* _Given text_:
** begin **
State of Tennessee v. Ronnie Henry ( 2008 )


Menu:
  •          IN THE COURT OF CRIMINAL APPEALS OF TENNESSEE
    AT JACKSON
    June 5, 2007 Session
    STATE OF TENNESSEE v. RONNIE HENRY
    Direct Appeal from the Criminal Court for Shelby County
    No. 03-08309    W. Fred Axley, Judge
    No. W2006-00344-CCA-R3-CD - Filed February 19, 2008
    The defendant, Ronnie Henry, was convicted of four counts of aggravated robbery, a Class B felony,
    and four counts of robbery, a Class C felony. The defendant received an effective sentence of
    seventy years. On appeal, the defendant presents three issues: (1) the sufficiency of the evidence to
    sustain the convictions; (2) error in the limitation of the testimony of a defense witness; and (3) error
    in sentencing. After review, we affirm the convictions but remand the case for resentencing in
    compliance with the standards contained in this opinion.
    Tenn. R. App. P. 3 Appeal as of Right; Judgments of the Criminal Court Affirmed; Case
    Remanded for Resentencing
    JOHN EVERETT WILLIAMS, J., delivered the opinion of the court, in which ALAN E. GLENN and J.C.
    MCLIN , JJ., joined.
    Robert C. Brooks (on appeal) and Jesse Walker Dalton, III (at trial), Memphis, Tennessee, for the
    appellant, Ronnie Henry.
    Robert E. Cooper, Jr., Attorney General and Reporter; David H. Findley, Assistant Attorney General;
    William L. Gibbons, District Attorney General; and Paul Hagerman and Ray Lepone, Assistant
    District Attorneys General, for the appellee, State of Tennessee.
    OPINION
    This case involves the participation of the defendant in a robbery involving multiple victims
    at an Enterprise Rental Car Agency in Memphis on July 16, 2002. Mario Colbert testified that he
    and a friend, Torrie Lyles, were at the Enterprise location exchanging a rental car. The two men saw
    Russell Jones, the branch manager, counting money in his office. Lyles told Colbert he was going
    to call the defendant and did so. Approximately fifteen minutes later, the defendant and Vincent
    Williams came to the Enterprise location. Williams wore a stocking mask, but the defendant’s face
    was not covered. The defendant and Williams ordered the people inside the building to get on the
    ground. Williams was holding a pistol. Colbert and Lyles placed themselves on the floor and
    pretended to be victims of the robbery. Colbert stated that Russell Jones was robbed, but he did not
    watch other individuals being victimized. Colbert and Lyles stayed on the scene after the police
    arrived and continued the ruse of being victims. Later, Colbert met with Lyles, Williams, and the
    defendant at the home of Lyles’ brother, where the defendant distributed the robbery proceeds.
** end **
* _Stored records_:
** begin **
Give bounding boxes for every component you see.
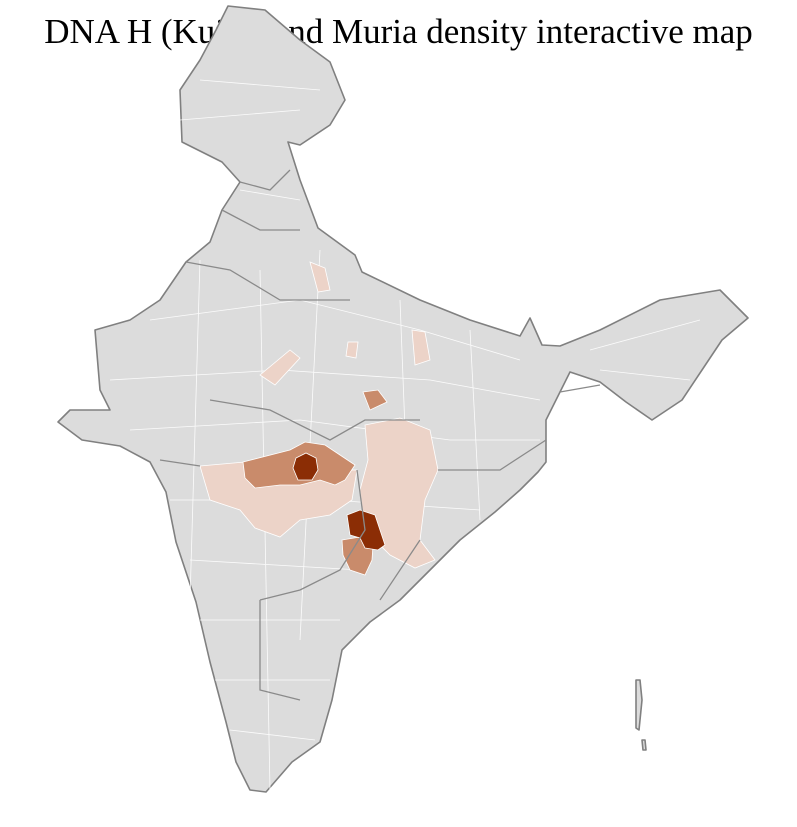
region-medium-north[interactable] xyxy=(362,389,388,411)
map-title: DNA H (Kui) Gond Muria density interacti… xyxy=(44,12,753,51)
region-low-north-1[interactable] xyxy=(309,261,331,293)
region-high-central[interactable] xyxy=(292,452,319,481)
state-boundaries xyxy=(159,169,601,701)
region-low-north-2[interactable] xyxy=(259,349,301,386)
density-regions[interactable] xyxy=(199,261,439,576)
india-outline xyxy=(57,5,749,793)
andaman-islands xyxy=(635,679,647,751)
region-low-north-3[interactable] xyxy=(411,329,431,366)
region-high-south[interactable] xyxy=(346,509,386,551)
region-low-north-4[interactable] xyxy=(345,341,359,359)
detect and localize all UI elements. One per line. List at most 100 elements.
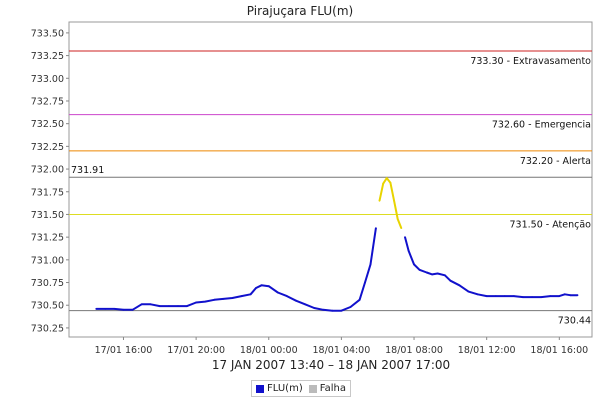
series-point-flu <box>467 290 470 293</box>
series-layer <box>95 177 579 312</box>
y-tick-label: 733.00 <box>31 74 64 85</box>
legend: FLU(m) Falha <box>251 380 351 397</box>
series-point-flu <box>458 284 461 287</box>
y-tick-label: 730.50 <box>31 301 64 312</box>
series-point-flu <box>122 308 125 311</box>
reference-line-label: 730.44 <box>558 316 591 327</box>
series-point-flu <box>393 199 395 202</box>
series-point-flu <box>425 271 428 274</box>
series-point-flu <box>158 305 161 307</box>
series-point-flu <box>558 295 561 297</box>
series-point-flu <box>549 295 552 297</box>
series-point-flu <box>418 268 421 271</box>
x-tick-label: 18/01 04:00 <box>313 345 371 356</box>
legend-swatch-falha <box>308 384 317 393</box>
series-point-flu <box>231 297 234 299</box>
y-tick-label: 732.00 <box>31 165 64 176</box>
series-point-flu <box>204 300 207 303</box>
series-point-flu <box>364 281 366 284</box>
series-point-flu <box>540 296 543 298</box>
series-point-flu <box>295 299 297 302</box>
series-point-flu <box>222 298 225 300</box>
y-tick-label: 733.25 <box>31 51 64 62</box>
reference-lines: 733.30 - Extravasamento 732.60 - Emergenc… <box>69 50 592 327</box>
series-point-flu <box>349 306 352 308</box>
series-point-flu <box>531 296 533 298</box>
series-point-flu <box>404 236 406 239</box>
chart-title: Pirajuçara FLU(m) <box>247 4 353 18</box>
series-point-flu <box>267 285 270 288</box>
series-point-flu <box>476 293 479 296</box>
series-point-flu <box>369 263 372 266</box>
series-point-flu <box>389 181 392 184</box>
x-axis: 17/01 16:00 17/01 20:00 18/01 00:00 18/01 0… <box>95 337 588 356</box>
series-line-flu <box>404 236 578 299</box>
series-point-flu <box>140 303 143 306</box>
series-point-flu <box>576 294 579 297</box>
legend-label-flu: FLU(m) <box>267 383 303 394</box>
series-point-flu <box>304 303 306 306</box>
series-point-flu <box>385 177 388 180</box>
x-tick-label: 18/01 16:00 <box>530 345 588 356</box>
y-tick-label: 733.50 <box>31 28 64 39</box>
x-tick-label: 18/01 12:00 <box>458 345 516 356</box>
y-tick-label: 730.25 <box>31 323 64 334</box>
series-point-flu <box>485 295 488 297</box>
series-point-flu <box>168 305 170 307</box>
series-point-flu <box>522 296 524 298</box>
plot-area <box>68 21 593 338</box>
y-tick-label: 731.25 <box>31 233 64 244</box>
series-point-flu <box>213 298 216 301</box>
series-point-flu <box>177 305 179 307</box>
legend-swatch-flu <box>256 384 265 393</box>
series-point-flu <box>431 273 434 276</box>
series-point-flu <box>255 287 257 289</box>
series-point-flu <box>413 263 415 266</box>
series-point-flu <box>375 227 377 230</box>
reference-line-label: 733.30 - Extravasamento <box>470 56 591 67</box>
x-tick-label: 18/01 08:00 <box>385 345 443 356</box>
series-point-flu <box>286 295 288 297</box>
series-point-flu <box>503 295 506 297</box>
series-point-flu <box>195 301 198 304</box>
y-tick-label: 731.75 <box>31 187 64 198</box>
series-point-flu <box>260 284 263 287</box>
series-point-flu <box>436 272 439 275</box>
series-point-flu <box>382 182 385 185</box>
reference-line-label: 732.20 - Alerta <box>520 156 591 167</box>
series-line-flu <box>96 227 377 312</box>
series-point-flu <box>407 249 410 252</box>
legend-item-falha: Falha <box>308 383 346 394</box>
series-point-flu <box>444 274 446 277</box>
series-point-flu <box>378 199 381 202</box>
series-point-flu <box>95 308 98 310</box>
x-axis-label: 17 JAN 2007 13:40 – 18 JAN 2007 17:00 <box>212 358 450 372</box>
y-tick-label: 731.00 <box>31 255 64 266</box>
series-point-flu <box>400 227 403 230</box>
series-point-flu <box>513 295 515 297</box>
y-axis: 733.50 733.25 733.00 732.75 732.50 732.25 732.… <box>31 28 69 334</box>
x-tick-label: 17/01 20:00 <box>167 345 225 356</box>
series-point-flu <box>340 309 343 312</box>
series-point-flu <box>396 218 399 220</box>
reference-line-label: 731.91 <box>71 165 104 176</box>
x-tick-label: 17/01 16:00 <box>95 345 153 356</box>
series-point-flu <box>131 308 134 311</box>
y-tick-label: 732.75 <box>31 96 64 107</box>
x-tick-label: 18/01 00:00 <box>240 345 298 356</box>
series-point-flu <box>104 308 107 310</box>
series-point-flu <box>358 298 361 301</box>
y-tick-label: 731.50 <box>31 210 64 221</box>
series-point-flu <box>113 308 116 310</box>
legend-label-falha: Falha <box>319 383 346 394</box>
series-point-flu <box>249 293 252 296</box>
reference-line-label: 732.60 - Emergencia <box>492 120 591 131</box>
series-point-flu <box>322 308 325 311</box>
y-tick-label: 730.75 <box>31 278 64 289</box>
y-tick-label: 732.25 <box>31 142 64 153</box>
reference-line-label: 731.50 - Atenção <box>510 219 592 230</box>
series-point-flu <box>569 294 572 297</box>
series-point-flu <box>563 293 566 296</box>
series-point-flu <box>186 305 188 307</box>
** end **
* _Given task 1_:
Repeat the records word for word, starting at the first line of the records and ending at the line that contains "detect and localize", with both of those lines included. Please leave the pictures out of your answer.
* _Given task 2_:
Pick up the court opinion where its last sentence ends and continue it.

* _Final result 1_:
Give bounding boxes for every component you see.
region-medium-north[interactable] xyxy=(362,389,388,411)
map-title: DNA H (Kui) Gond Muria density interacti… xyxy=(44,12,753,51)
region-low-north-1[interactable] xyxy=(309,261,331,293)
region-high-central[interactable] xyxy=(292,452,319,481)
state-boundaries xyxy=(159,169,601,701)
region-low-north-2[interactable] xyxy=(259,349,301,386)
density-regions[interactable] xyxy=(199,261,439,576)
india-outline xyxy=(57,5,749,793)
andaman-islands xyxy=(635,679,647,751)
region-low-north-3[interactable] xyxy=(411,329,431,366)
region-high-south[interactable] xyxy=(346,509,386,551)
region-low-north-4[interactable] xyxy=(345,341,359,359)
detect and localize all UI elements. One per line. List at most 100 elements.

* _Final result 2_:
    Colbert said he received “seven hundred and something” but did not know how much was taken or
    how it was divided.
    On cross-examination, Colbert stated that the defendant and Williams were the only
    individuals who conducted the robbery. The only weapon he observed was in Williams’ possession.
    Russell Jones testified that he was the branch manager of the subject Enterprise location in
    July 2002. Jones knew Colbert as a regular rental car customer and said Lyles would accompany
    him. Jones was counting the store’s cash proceeds when he heard a disturbance in the lobby. The
    defendant entered the office and forced Jones to the floor. The defendant then took the box of cash,
    Jones’ wallet, briefcase, and cardholder. The defendant attempted to remove a ring but Jones
    successfully resisted. Jones heard a small girl scream and the girl’s mother pleading not to shoot.
    He stated that he saw two men with guns. Approximately six months later, Jones attempted to
    identify the masked robber from a photo lineup. No identification was made at that time. Later, he
    identified the defendant from a photo lineup as the individual who had robbed him. Jones also
    identified the defendant at the preliminary hearing and at trial. Jones did not see the defendant with
    a weapon during the robberies.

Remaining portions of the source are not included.